### Task data
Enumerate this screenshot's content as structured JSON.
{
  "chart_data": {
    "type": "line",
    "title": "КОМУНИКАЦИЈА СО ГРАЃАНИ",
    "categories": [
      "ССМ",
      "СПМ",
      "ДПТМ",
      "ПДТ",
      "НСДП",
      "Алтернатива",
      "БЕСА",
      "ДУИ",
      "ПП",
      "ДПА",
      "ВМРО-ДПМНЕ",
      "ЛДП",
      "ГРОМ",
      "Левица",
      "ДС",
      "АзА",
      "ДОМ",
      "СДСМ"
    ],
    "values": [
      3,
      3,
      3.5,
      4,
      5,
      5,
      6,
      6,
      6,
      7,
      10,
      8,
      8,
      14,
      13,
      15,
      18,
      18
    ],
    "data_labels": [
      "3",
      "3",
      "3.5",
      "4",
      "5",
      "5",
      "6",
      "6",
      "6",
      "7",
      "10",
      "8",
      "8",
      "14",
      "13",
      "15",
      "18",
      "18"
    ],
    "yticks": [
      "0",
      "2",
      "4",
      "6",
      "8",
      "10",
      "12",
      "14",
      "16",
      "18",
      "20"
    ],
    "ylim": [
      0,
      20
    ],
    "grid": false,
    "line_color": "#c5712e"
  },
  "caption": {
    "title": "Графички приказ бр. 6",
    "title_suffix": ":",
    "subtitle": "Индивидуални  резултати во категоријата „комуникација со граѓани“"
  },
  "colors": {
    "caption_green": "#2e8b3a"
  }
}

### Exercise goal
Repeat the data verbatim.

### Task result
Enumerate this screenshot's content as structured JSON.
{
  "chart_data": {
    "type": "line",
    "title": "КОМУНИКАЦИЈА СО ГРАЃАНИ",
    "categories": [
      "ССМ",
      "СПМ",
      "ДПТМ",
      "ПДТ",
      "НСДП",
      "Алтернатива",
      "БЕСА",
      "ДУИ",
      "ПП",
      "ДПА",
      "ВМРО-ДПМНЕ",
      "ЛДП",
      "ГРОМ",
      "Левица",
      "ДС",
      "АзА",
      "ДОМ",
      "СДСМ"
    ],
    "values": [
      3,
      3,
      3.5,
      4,
      5,
      5,
      6,
      6,
      6,
      7,
      10,
      8,
      8,
      14,
      13,
      15,
      18,
      18
    ],
    "data_labels": [
      "3",
      "3",
      "3.5",
      "4",
      "5",
      "5",
      "6",
      "6",
      "6",
      "7",
      "10",
      "8",
      "8",
      "14",
      "13",
      "15",
      "18",
      "18"
    ],
    "yticks": [
      "0",
      "2",
      "4",
      "6",
      "8",
      "10",
      "12",
      "14",
      "16",
      "18",
      "20"
    ],
    "ylim": [
      0,
      20
    ],
    "grid": false,
    "line_color": "#c5712e"
  },
  "caption": {
    "title": "Графички приказ бр. 6",
    "title_suffix": ":",
    "subtitle": "Индивидуални  резултати во категоријата „комуникација со граѓани“"
  },
  "colors": {
    "caption_green": "#2e8b3a"
  }
}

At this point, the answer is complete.